Collected data entries
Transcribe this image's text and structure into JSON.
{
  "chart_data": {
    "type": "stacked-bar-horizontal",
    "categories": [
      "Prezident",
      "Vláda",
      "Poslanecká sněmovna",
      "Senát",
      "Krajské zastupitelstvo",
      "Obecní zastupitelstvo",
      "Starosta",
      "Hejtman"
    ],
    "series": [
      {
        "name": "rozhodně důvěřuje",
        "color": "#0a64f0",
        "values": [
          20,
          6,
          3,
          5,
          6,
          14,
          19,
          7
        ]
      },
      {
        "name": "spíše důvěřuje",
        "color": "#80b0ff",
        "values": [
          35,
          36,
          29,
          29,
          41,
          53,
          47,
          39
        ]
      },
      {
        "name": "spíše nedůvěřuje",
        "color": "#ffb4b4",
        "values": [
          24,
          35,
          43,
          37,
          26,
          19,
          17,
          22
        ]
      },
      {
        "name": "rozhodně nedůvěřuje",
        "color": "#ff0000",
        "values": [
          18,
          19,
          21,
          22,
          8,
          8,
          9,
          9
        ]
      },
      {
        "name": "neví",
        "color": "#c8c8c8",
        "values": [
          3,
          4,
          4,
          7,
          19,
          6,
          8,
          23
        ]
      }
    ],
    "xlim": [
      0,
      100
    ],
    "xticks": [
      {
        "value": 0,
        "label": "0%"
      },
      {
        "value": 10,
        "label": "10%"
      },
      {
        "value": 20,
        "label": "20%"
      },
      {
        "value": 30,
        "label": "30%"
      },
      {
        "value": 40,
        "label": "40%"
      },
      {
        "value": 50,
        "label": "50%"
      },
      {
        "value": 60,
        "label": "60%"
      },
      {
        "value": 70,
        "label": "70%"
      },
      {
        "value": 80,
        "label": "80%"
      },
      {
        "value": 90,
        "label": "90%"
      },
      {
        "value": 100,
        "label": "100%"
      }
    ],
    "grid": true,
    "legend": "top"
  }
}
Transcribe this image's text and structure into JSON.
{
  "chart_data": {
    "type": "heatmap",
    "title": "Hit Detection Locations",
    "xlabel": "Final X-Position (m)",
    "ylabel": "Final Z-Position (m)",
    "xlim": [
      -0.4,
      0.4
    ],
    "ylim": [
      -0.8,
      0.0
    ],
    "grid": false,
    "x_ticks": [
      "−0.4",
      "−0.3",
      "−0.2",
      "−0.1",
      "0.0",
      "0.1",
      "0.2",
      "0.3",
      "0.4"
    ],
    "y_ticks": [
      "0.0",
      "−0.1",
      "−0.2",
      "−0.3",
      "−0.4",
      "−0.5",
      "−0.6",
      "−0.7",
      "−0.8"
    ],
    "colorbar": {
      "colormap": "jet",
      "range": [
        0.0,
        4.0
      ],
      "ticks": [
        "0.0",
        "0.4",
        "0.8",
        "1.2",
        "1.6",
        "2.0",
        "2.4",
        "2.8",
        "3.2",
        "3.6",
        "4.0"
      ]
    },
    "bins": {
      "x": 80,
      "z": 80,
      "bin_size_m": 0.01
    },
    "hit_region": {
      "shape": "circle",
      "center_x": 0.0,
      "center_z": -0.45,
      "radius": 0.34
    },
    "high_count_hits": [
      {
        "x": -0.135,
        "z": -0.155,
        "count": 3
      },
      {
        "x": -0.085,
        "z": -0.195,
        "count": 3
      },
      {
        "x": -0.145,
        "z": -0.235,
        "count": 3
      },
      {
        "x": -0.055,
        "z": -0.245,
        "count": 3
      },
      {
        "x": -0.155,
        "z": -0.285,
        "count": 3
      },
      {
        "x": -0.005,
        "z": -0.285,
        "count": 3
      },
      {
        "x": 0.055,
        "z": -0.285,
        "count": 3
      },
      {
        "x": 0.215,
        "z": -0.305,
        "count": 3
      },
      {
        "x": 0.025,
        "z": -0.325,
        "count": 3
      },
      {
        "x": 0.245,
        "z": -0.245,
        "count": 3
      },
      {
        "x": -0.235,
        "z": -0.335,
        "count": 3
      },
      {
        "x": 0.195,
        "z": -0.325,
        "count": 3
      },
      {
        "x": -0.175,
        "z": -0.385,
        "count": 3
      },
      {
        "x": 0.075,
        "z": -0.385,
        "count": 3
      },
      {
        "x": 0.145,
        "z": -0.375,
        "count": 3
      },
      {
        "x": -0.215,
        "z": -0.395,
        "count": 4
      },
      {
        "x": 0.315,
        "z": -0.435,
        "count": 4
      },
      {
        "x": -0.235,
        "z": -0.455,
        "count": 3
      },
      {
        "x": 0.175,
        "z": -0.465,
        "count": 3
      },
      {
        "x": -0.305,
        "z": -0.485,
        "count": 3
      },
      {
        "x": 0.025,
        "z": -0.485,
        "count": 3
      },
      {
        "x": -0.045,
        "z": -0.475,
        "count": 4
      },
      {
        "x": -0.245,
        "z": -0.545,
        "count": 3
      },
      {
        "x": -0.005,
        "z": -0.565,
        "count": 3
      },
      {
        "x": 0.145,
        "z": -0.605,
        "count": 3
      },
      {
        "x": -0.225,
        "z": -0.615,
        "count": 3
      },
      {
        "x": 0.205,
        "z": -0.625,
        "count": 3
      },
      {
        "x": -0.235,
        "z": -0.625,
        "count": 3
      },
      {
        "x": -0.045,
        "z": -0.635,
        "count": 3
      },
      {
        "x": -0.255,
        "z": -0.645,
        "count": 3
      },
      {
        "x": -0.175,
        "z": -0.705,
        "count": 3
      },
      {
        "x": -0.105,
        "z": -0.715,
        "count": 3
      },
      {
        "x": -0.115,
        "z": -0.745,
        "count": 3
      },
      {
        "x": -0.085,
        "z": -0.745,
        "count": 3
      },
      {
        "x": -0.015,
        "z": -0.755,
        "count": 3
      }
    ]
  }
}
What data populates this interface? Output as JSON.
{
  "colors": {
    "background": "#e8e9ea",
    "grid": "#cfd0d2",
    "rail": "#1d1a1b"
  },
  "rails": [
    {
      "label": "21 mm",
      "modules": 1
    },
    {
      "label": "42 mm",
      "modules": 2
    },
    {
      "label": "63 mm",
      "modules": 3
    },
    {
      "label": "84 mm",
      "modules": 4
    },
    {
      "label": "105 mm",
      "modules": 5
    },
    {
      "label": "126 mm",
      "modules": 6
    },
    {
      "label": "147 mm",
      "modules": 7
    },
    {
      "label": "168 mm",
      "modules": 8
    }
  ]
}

INSTRUCTIONS TO FOLLOW:
Produce a verbatim transcription of the entries above.

WRITTEN RESPONSE:
Transcribe this image's text and structure into JSON.
{
  "chart_data": {
    "type": "stacked-bar-horizontal",
    "categories": [
      "Prezident",
      "Vláda",
      "Poslanecká sněmovna",
      "Senát",
      "Krajské zastupitelstvo",
      "Obecní zastupitelstvo",
      "Starosta",
      "Hejtman"
    ],
    "series": [
      {
        "name": "rozhodně důvěřuje",
        "color": "#0a64f0",
        "values": [
          20,
          6,
          3,
          5,
          6,
          14,
          19,
          7
        ]
      },
      {
        "name": "spíše důvěřuje",
        "color": "#80b0ff",
        "values": [
          35,
          36,
          29,
          29,
          41,
          53,
          47,
          39
        ]
      },
      {
        "name": "spíše nedůvěřuje",
        "color": "#ffb4b4",
        "values": [
          24,
          35,
          43,
          37,
          26,
          19,
          17,
          22
        ]
      },
      {
        "name": "rozhodně nedůvěřuje",
        "color": "#ff0000",
        "values": [
          18,
          19,
          21,
          22,
          8,
          8,
          9,
          9
        ]
      },
      {
        "name": "neví",
        "color": "#c8c8c8",
        "values": [
          3,
          4,
          4,
          7,
          19,
          6,
          8,
          23
        ]
      }
    ],
    "xlim": [
      0,
      100
    ],
    "xticks": [
      {
        "value": 0,
        "label": "0%"
      },
      {
        "value": 10,
        "label": "10%"
      },
      {
        "value": 20,
        "label": "20%"
      },
      {
        "value": 30,
        "label": "30%"
      },
      {
        "value": 40,
        "label": "40%"
      },
      {
        "value": 50,
        "label": "50%"
      },
      {
        "value": 60,
        "label": "60%"
      },
      {
        "value": 70,
        "label": "70%"
      },
      {
        "value": 80,
        "label": "80%"
      },
      {
        "value": 90,
        "label": "90%"
      },
      {
        "value": 100,
        "label": "100%"
      }
    ],
    "grid": true,
    "legend": "top"
  }
}
Transcribe this image's text and structure into JSON.
{
  "chart_data": {
    "type": "heatmap",
    "title": "Hit Detection Locations",
    "xlabel": "Final X-Position (m)",
    "ylabel": "Final Z-Position (m)",
    "xlim": [
      -0.4,
      0.4
    ],
    "ylim": [
      -0.8,
      0.0
    ],
    "grid": false,
    "x_ticks": [
      "−0.4",
      "−0.3",
      "−0.2",
      "−0.1",
      "0.0",
      "0.1",
      "0.2",
      "0.3",
      "0.4"
    ],
    "y_ticks": [
      "0.0",
      "−0.1",
      "−0.2",
      "−0.3",
      "−0.4",
      "−0.5",
      "−0.6",
      "−0.7",
      "−0.8"
    ],
    "colorbar": {
      "colormap": "jet",
      "range": [
        0.0,
        4.0
      ],
      "ticks": [
        "0.0",
        "0.4",
        "0.8",
        "1.2",
        "1.6",
        "2.0",
        "2.4",
        "2.8",
        "3.2",
        "3.6",
        "4.0"
      ]
    },
    "bins": {
      "x": 80,
      "z": 80,
      "bin_size_m": 0.01
    },
    "hit_region": {
      "shape": "circle",
      "center_x": 0.0,
      "center_z": -0.45,
      "radius": 0.34
    },
    "high_count_hits": [
      {
        "x": -0.135,
        "z": -0.155,
        "count": 3
      },
      {
        "x": -0.085,
        "z": -0.195,
        "count": 3
      },
      {
        "x": -0.145,
        "z": -0.235,
        "count": 3
      },
      {
        "x": -0.055,
        "z": -0.245,
        "count": 3
      },
      {
        "x": -0.155,
        "z": -0.285,
        "count": 3
      },
      {
        "x": -0.005,
        "z": -0.285,
        "count": 3
      },
      {
        "x": 0.055,
        "z": -0.285,
        "count": 3
      },
      {
        "x": 0.215,
        "z": -0.305,
        "count": 3
      },
      {
        "x": 0.025,
        "z": -0.325,
        "count": 3
      },
      {
        "x": 0.245,
        "z": -0.245,
        "count": 3
      },
      {
        "x": -0.235,
        "z": -0.335,
        "count": 3
      },
      {
        "x": 0.195,
        "z": -0.325,
        "count": 3
      },
      {
        "x": -0.175,
        "z": -0.385,
        "count": 3
      },
      {
        "x": 0.075,
        "z": -0.385,
        "count": 3
      },
      {
        "x": 0.145,
        "z": -0.375,
        "count": 3
      },
      {
        "x": -0.215,
        "z": -0.395,
        "count": 4
      },
      {
        "x": 0.315,
        "z": -0.435,
        "count": 4
      },
      {
        "x": -0.235,
        "z": -0.455,
        "count": 3
      },
      {
        "x": 0.175,
        "z": -0.465,
        "count": 3
      },
      {
        "x": -0.305,
        "z": -0.485,
        "count": 3
      },
      {
        "x": 0.025,
        "z": -0.485,
        "count": 3
      },
      {
        "x": -0.045,
        "z": -0.475,
        "count": 4
      },
      {
        "x": -0.245,
        "z": -0.545,
        "count": 3
      },
      {
        "x": -0.005,
        "z": -0.565,
        "count": 3
      },
      {
        "x": 0.145,
        "z": -0.605,
        "count": 3
      },
      {
        "x": -0.225,
        "z": -0.615,
        "count": 3
      },
      {
        "x": 0.205,
        "z": -0.625,
        "count": 3
      },
      {
        "x": -0.235,
        "z": -0.625,
        "count": 3
      },
      {
        "x": -0.045,
        "z": -0.635,
        "count": 3
      },
      {
        "x": -0.255,
        "z": -0.645,
        "count": 3
      },
      {
        "x": -0.175,
        "z": -0.705,
        "count": 3
      },
      {
        "x": -0.105,
        "z": -0.715,
        "count": 3
      },
      {
        "x": -0.115,
        "z": -0.745,
        "count": 3
      },
      {
        "x": -0.085,
        "z": -0.745,
        "count": 3
      },
      {
        "x": -0.015,
        "z": -0.755,
        "count": 3
      }
    ]
  }
}
What data populates this interface? Output as JSON.
{
  "colors": {
    "background": "#e8e9ea",
    "grid": "#cfd0d2",
    "rail": "#1d1a1b"
  },
  "rails": [
    {
      "label": "21 mm",
      "modules": 1
    },
    {
      "label": "42 mm",
      "modules": 2
    },
    {
      "label": "63 mm",
      "modules": 3
    },
    {
      "label": "84 mm",
      "modules": 4
    },
    {
      "label": "105 mm",
      "modules": 5
    },
    {
      "label": "126 mm",
      "modules": 6
    },
    {
      "label": "147 mm",
      "modules": 7
    },
    {
      "label": "168 mm",
      "modules": 8
    }
  ]
}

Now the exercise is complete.